Look for the string "content" in the lines and copy each line that has it.

──────── Stored rows

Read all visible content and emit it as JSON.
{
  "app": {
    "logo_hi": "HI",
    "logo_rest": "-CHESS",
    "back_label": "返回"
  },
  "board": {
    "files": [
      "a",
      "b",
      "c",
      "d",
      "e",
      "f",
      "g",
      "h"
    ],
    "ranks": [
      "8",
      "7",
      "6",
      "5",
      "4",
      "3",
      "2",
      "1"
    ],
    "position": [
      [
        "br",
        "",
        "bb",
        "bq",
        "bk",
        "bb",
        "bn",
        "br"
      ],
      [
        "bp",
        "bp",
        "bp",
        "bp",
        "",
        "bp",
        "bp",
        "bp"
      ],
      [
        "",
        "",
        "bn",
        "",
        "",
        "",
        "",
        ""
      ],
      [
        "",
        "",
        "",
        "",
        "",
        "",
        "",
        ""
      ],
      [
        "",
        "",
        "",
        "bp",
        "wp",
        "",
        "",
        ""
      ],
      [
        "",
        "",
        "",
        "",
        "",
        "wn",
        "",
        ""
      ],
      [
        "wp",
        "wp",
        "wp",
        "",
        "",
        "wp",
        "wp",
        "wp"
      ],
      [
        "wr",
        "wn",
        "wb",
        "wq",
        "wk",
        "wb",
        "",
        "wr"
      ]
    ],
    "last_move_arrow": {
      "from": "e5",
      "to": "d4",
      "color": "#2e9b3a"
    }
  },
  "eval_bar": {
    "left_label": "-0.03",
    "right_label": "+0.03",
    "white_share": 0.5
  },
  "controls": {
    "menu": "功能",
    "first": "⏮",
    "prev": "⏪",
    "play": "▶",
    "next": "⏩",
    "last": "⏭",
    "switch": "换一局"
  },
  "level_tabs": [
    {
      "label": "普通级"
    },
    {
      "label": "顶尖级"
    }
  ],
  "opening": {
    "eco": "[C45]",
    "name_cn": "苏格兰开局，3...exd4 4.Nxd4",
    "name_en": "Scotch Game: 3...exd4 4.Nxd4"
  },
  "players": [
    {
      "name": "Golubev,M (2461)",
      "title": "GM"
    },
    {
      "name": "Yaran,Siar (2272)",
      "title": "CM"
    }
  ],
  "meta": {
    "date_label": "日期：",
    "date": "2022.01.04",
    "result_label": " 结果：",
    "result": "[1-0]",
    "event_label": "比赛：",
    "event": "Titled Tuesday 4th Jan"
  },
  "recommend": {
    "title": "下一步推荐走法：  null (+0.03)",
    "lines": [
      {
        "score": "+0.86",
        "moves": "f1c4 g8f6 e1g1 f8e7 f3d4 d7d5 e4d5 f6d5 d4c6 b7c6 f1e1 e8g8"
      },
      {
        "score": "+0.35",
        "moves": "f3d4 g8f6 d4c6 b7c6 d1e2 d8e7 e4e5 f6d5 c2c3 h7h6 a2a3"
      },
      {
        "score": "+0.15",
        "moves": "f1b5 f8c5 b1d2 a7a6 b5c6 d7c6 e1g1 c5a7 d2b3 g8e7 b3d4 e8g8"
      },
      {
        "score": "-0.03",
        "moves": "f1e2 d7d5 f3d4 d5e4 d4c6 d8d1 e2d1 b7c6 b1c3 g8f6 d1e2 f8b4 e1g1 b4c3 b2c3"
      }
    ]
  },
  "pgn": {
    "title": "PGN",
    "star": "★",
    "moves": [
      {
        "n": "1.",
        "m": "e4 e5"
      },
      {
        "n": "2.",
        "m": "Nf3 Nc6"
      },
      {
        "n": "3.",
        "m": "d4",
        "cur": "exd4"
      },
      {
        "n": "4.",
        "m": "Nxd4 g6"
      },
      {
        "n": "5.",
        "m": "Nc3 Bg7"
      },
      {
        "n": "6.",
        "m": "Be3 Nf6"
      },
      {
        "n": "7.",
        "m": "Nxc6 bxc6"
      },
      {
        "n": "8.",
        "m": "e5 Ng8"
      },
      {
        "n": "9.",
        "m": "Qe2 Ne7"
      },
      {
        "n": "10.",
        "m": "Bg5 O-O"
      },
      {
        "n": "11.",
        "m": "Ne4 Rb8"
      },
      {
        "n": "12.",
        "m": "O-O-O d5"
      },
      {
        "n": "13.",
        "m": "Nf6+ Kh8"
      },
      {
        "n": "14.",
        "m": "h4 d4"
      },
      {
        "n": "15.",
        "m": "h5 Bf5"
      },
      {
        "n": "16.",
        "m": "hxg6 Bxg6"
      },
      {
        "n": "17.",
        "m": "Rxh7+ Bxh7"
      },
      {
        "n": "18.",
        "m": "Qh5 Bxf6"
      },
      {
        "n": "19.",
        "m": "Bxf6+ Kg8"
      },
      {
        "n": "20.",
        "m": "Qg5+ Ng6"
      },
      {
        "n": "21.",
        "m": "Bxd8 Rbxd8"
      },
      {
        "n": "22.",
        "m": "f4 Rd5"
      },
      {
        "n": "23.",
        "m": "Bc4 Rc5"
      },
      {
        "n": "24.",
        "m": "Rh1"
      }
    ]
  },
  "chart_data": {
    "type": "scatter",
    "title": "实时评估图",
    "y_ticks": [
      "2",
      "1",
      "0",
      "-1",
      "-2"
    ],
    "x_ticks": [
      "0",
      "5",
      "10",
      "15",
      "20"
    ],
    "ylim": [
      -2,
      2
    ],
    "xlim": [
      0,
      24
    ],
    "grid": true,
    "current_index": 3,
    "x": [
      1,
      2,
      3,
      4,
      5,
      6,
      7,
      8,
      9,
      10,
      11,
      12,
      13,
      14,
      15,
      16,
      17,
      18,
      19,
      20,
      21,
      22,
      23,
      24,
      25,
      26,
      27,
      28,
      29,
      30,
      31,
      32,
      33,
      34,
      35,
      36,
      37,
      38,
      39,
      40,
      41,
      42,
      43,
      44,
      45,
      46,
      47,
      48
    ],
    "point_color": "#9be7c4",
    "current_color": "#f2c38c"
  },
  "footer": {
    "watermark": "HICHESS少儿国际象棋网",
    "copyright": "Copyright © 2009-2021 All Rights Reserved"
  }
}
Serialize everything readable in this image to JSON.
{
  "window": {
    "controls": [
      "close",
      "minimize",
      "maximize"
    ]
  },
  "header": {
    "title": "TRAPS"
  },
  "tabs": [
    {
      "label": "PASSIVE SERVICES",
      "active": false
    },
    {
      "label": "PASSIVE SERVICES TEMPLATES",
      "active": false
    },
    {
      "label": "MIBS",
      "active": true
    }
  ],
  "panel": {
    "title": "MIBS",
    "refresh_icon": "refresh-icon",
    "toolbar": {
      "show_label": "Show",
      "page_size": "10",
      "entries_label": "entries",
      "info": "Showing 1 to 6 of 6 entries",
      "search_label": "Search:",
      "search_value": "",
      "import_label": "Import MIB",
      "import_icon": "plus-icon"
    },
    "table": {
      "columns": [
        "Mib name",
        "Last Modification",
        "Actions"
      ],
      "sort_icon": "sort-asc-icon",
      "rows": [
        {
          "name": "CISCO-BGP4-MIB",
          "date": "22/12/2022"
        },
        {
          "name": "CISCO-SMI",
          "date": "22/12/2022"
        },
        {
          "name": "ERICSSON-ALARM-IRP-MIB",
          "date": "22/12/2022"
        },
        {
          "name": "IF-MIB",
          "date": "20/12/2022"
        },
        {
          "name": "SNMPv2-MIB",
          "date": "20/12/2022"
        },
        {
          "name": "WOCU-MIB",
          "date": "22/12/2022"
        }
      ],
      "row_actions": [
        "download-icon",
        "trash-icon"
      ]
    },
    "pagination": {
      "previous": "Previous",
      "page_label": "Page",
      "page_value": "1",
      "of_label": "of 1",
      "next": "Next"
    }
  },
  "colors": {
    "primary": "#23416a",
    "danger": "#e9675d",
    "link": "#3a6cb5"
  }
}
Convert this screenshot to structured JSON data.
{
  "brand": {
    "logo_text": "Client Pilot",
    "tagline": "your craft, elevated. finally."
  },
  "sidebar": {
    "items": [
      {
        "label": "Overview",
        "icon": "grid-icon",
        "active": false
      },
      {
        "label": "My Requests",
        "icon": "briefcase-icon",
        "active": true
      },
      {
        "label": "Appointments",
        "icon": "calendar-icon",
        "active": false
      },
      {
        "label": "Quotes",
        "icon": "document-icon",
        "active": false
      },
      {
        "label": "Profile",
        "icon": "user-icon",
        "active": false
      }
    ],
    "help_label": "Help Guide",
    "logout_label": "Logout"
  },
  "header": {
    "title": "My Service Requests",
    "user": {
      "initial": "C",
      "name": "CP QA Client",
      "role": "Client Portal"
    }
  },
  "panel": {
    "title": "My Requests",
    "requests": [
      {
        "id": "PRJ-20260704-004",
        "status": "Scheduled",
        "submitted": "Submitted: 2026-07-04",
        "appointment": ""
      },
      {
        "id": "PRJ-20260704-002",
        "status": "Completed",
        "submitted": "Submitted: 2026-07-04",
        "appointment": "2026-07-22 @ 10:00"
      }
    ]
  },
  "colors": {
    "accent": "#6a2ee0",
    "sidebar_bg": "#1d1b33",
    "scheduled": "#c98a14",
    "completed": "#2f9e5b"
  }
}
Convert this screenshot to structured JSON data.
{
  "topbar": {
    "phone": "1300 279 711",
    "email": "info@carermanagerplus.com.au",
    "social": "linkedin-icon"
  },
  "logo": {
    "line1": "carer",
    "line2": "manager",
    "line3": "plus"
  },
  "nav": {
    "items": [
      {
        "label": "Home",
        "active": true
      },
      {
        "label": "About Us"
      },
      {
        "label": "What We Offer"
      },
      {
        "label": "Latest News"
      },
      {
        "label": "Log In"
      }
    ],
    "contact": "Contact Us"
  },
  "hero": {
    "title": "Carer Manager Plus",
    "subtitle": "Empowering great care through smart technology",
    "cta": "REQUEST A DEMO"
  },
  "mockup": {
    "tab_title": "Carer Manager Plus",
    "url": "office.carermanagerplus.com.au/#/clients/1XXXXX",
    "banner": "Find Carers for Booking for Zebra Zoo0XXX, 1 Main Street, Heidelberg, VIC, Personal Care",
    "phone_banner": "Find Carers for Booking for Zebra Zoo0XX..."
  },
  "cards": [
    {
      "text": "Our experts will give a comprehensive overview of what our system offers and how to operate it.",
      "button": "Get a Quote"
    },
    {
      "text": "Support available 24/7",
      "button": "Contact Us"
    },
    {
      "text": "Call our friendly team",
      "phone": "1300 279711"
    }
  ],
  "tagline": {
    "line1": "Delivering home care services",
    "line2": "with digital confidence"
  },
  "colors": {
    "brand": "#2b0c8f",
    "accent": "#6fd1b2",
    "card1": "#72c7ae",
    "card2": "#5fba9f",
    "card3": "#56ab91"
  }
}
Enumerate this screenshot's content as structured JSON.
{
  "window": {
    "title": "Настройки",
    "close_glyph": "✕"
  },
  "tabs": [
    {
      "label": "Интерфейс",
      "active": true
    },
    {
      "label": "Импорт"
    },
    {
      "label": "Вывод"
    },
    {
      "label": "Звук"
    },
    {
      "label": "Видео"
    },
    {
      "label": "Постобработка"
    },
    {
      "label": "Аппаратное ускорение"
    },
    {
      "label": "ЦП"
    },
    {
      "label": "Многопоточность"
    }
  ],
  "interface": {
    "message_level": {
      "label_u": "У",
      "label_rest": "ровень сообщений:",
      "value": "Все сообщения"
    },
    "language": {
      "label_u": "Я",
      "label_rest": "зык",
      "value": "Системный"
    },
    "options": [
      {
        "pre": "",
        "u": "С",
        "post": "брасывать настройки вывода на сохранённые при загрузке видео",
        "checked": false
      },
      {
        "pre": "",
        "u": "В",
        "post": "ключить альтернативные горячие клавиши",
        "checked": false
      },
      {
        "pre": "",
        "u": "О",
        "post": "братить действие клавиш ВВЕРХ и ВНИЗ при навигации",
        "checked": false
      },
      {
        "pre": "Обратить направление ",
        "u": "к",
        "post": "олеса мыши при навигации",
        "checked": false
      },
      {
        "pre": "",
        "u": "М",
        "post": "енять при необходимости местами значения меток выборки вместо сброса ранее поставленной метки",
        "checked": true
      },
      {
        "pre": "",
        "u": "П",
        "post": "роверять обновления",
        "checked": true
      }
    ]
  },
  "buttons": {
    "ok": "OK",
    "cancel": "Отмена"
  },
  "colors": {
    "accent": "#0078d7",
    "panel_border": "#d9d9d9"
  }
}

────────────────

[Written response]
Read all visible content and emit it as JSON.
Enumerate this screenshot's content as structured JSON.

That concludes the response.